→ **What you are asked to do**: Identify and reproduce every line holding the string "xanh".

→ **Supplied entries**:
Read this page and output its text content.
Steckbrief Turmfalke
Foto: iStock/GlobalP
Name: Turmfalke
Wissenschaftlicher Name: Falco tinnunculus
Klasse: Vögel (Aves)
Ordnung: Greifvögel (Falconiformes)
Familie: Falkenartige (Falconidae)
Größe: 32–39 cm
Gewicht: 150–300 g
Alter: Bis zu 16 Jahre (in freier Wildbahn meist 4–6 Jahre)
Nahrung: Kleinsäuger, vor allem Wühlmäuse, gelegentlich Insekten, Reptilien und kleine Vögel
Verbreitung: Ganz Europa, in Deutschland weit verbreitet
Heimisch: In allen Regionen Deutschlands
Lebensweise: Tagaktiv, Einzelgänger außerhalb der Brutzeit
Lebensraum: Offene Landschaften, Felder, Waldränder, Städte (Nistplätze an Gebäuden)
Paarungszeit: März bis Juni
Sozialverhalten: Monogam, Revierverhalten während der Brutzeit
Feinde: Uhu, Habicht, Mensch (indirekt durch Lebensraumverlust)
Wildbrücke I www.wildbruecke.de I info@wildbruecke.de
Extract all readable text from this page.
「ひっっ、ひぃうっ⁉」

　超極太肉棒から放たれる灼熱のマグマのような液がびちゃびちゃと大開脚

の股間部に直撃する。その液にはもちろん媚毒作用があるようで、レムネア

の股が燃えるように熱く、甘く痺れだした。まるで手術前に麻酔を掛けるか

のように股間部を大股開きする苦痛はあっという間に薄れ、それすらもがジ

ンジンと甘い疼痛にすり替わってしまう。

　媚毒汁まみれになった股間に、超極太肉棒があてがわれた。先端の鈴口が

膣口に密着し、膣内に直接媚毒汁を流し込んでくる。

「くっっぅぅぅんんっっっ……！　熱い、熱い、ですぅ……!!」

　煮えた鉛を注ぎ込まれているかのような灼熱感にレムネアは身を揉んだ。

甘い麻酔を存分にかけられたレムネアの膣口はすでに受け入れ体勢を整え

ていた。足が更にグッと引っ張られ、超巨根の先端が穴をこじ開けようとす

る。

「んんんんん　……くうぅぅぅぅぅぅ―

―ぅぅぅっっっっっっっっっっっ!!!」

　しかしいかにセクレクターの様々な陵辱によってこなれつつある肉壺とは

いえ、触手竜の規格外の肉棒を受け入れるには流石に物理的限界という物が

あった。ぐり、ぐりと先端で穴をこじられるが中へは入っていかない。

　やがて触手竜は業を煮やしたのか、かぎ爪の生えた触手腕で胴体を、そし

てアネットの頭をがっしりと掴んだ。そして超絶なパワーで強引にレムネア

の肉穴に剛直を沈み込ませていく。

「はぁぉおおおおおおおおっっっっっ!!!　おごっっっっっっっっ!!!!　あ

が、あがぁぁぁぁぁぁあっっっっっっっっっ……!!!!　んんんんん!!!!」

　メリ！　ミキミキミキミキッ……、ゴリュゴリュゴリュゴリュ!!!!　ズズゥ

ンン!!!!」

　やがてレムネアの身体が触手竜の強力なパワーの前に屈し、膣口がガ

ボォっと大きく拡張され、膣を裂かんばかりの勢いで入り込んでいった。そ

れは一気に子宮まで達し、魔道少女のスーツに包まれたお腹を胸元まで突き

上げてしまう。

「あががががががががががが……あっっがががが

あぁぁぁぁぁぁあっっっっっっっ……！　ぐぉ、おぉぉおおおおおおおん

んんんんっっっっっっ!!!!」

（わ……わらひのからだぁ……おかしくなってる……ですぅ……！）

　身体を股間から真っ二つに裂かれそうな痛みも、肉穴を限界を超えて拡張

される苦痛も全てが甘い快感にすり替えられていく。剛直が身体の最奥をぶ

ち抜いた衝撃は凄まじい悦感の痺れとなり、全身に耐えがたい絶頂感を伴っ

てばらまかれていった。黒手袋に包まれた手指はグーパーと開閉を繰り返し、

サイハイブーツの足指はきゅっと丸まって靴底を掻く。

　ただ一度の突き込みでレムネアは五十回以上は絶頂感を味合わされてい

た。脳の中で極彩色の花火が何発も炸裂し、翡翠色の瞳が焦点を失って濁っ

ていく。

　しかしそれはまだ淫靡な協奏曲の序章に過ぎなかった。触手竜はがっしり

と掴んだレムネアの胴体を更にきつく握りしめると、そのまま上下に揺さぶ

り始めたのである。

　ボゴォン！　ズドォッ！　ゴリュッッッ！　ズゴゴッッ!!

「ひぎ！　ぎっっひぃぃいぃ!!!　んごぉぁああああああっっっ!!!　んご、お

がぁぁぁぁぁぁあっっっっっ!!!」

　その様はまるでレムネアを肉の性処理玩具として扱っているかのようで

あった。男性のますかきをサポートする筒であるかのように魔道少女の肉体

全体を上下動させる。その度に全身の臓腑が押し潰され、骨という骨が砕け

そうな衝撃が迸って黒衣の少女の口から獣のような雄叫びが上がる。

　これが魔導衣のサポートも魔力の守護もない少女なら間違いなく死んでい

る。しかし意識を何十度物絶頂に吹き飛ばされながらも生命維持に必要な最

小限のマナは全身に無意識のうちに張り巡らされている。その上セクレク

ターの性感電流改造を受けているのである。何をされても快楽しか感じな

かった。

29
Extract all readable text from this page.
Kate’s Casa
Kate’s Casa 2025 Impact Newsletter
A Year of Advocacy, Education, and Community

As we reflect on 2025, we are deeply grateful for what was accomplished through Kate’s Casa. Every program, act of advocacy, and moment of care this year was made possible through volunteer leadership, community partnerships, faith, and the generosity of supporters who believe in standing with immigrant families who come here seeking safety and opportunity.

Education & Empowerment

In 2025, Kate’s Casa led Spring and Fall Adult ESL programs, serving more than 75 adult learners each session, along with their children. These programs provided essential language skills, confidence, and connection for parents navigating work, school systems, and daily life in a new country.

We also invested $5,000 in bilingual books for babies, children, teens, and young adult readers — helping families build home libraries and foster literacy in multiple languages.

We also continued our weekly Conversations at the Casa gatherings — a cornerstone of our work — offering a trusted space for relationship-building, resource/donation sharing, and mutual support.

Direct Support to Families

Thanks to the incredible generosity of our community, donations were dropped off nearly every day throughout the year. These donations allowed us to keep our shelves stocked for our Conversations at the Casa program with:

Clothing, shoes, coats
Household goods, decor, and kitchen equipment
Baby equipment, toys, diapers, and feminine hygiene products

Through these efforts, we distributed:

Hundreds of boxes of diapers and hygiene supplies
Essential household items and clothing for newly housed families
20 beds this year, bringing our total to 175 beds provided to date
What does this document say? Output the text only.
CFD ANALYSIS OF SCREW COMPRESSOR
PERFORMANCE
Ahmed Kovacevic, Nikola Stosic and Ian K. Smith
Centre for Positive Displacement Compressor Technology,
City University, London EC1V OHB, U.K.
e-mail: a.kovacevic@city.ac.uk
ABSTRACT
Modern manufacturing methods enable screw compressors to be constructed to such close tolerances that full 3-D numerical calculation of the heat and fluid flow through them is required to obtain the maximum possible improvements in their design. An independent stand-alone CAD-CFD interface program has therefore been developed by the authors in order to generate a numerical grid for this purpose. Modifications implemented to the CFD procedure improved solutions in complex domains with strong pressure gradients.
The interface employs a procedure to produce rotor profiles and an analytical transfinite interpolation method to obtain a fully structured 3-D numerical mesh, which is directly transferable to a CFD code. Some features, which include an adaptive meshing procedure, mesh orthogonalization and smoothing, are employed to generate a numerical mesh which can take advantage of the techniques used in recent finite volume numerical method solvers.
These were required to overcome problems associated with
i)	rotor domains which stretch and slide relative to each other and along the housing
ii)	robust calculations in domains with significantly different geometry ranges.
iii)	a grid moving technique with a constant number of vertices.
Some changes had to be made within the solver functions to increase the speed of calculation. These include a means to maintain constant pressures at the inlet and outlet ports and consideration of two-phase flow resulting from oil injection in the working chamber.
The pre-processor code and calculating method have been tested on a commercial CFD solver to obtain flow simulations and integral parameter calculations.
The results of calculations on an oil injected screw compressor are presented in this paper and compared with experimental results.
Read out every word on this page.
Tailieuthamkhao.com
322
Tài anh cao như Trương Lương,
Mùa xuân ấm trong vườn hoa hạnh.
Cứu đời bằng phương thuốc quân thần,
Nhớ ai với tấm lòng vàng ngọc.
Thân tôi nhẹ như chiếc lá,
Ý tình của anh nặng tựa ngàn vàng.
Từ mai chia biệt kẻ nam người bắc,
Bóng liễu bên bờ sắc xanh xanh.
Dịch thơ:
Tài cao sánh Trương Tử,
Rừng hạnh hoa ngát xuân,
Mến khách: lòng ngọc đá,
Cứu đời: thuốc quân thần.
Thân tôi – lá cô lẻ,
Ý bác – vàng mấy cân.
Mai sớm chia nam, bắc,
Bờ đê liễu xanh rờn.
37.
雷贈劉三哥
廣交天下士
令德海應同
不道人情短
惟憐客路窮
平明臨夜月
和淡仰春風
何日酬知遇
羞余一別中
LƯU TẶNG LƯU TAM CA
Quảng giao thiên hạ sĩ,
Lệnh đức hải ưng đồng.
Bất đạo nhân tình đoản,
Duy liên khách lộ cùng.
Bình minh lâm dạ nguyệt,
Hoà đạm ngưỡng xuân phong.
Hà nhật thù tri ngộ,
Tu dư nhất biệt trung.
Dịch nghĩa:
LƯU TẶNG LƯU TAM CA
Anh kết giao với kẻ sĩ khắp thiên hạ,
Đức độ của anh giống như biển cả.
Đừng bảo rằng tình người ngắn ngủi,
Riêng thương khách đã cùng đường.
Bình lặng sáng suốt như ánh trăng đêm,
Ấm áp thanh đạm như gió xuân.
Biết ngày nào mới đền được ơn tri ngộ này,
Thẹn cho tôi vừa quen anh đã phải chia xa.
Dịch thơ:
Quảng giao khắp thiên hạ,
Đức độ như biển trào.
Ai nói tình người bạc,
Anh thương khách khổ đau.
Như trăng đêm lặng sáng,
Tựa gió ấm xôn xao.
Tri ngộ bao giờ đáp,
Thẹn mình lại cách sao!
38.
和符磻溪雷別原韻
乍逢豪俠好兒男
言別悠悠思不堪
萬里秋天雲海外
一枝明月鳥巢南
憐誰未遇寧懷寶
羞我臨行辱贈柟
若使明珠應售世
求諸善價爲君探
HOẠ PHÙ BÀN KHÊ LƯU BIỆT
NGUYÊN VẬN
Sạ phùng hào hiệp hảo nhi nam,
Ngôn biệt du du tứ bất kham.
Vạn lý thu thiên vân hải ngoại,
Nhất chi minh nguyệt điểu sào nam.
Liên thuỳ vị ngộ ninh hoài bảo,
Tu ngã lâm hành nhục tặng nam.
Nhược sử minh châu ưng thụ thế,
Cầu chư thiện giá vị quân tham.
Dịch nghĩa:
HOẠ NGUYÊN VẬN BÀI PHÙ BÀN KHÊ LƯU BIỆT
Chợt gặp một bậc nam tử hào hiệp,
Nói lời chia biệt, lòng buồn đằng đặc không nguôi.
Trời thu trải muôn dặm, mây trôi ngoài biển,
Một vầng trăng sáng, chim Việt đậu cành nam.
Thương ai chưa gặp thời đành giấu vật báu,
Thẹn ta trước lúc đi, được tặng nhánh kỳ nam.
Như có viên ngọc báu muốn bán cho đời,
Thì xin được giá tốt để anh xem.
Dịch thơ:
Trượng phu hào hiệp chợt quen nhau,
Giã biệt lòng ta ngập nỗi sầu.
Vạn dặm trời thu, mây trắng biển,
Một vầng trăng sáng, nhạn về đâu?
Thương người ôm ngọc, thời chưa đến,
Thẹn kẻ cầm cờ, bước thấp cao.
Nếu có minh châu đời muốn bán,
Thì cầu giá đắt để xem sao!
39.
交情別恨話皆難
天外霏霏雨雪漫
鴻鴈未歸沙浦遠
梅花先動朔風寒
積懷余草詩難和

→ **Final result**:
Bóng liễu bên bờ sắc xanh xanh.
Bờ đê liễu xanh rờn.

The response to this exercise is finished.